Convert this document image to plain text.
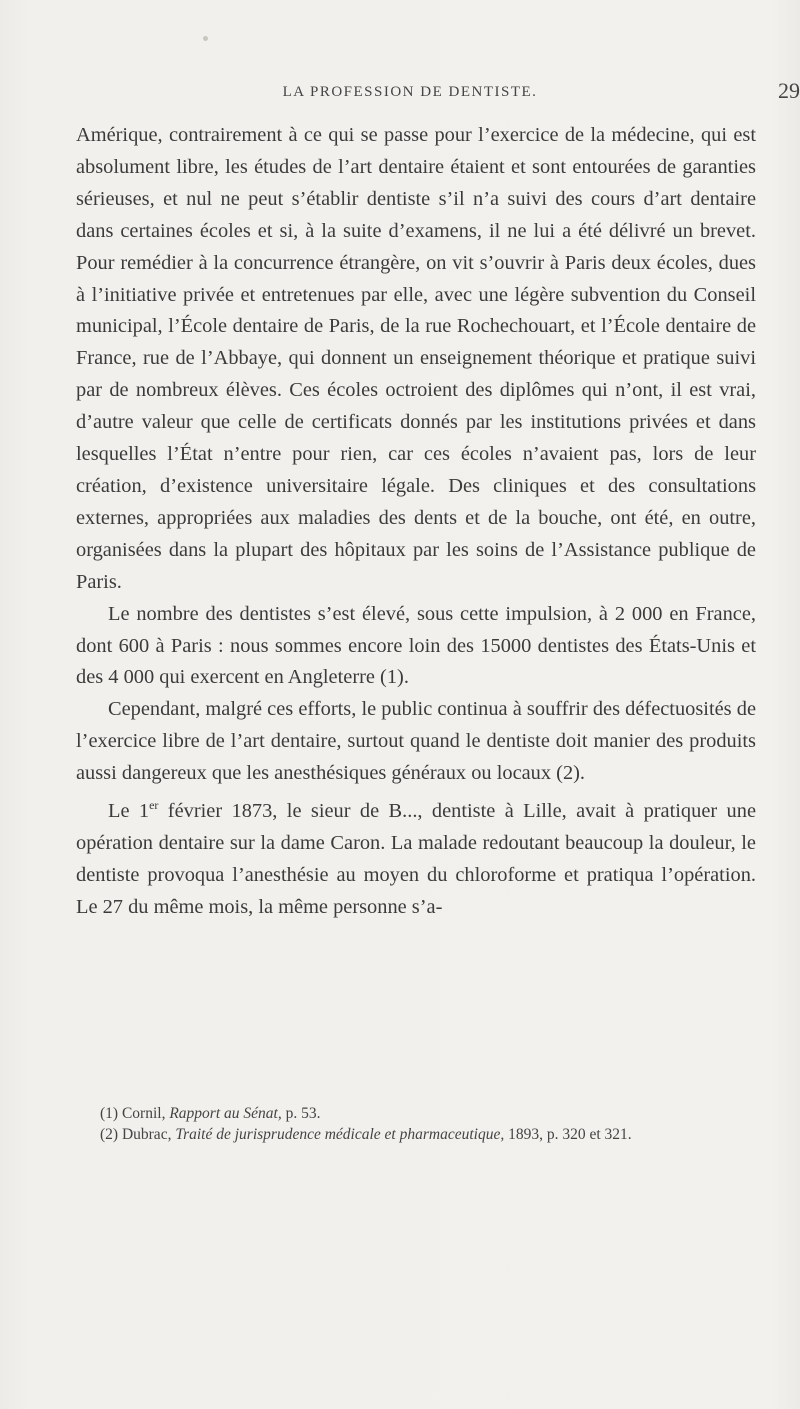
LA PROFESSION DE DENTISTE.	29

Amérique, contrairement à ce qui se passe pour l’exercice de la médecine, qui est absolument libre, les études de l’art dentaire étaient et sont entourées de garanties sérieuses, et nul ne peut s’établir dentiste s’il n’a suivi des cours d’art dentaire dans certaines écoles et si, à la suite d’examens, il ne lui a été délivré un brevet. Pour remédier à la concurrence étrangère, on vit s’ouvrir à Paris deux écoles, dues à l’initiative privée et entretenues par elle, avec une légère subvention du Conseil municipal, l’École dentaire de Paris, de la rue Rochechouart, et l’École dentaire de France, rue de l’Abbaye, qui donnent un enseignement théorique et pratique suivi par de nombreux élèves. Ces écoles octroient des diplômes qui n’ont, il est vrai, d’autre valeur que celle de certificats donnés par les institutions privées et dans lesquelles l’État n’entre pour rien, car ces écoles n’avaient pas, lors de leur création, d’existence universitaire légale. Des cliniques et des consultations externes, appropriées aux maladies des dents et de la bouche, ont été, en outre, organisées dans la plupart des hôpitaux par les soins de l’Assistance publique de Paris.

Le nombre des dentistes s’est élevé, sous cette impulsion, à 2 000 en France, dont 600 à Paris : nous sommes encore loin des 15000 dentistes des États-Unis et des 4 000 qui exercent en Angleterre (1).

Cependant, malgré ces efforts, le public continua à souffrir des défectuosités de l’exercice libre de l’art dentaire, surtout quand le dentiste doit manier des produits aussi dangereux que les anesthésiques généraux ou locaux (2).

Le 1er février 1873, le sieur de B..., dentiste à Lille, avait à pratiquer une opération dentaire sur la dame Caron. La malade redoutant beaucoup la douleur, le dentiste provoqua l’anesthésie au moyen du chloroforme et pratiqua l’opération. Le 27 du même mois, la même personne s’a-

(1) Cornil, Rapport au Sénat, p. 53.

(2) Dubrac, Traité de jurisprudence médicale et pharmaceutique, 1893, p. 320 et 321.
○ ○ ○ ○ ○ ○ ○
-- The task --
Copy out every line of the material above exactly, skipping the pictures.

-- Problem solution --
Convert this document image to plain text.
LA PROFESSION DE DENTISTE.	29

Amérique, contrairement à ce qui se passe pour l’exercice de la médecine, qui est absolument libre, les études de l’art dentaire étaient et sont entourées de garanties sérieuses, et nul ne peut s’établir dentiste s’il n’a suivi des cours d’art dentaire dans certaines écoles et si, à la suite d’examens, il ne lui a été délivré un brevet. Pour remédier à la concurrence étrangère, on vit s’ouvrir à Paris deux écoles, dues à l’initiative privée et entretenues par elle, avec une légère subvention du Conseil municipal, l’École dentaire de Paris, de la rue Rochechouart, et l’École dentaire de France, rue de l’Abbaye, qui donnent un enseignement théorique et pratique suivi par de nombreux élèves. Ces écoles octroient des diplômes qui n’ont, il est vrai, d’autre valeur que celle de certificats donnés par les institutions privées et dans lesquelles l’État n’entre pour rien, car ces écoles n’avaient pas, lors de leur création, d’existence universitaire légale. Des cliniques et des consultations externes, appropriées aux maladies des dents et de la bouche, ont été, en outre, organisées dans la plupart des hôpitaux par les soins de l’Assistance publique de Paris.

Le nombre des dentistes s’est élevé, sous cette impulsion, à 2 000 en France, dont 600 à Paris : nous sommes encore loin des 15000 dentistes des États-Unis et des 4 000 qui exercent en Angleterre (1).

Cependant, malgré ces efforts, le public continua à souffrir des défectuosités de l’exercice libre de l’art dentaire, surtout quand le dentiste doit manier des produits aussi dangereux que les anesthésiques généraux ou locaux (2).

Le 1er février 1873, le sieur de B..., dentiste à Lille, avait à pratiquer une opération dentaire sur la dame Caron. La malade redoutant beaucoup la douleur, le dentiste provoqua l’anesthésie au moyen du chloroforme et pratiqua l’opération. Le 27 du même mois, la même personne s’a-

(1) Cornil, Rapport au Sénat, p. 53.

(2) Dubrac, Traité de jurisprudence médicale et pharmaceutique, 1893, p. 320 et 321.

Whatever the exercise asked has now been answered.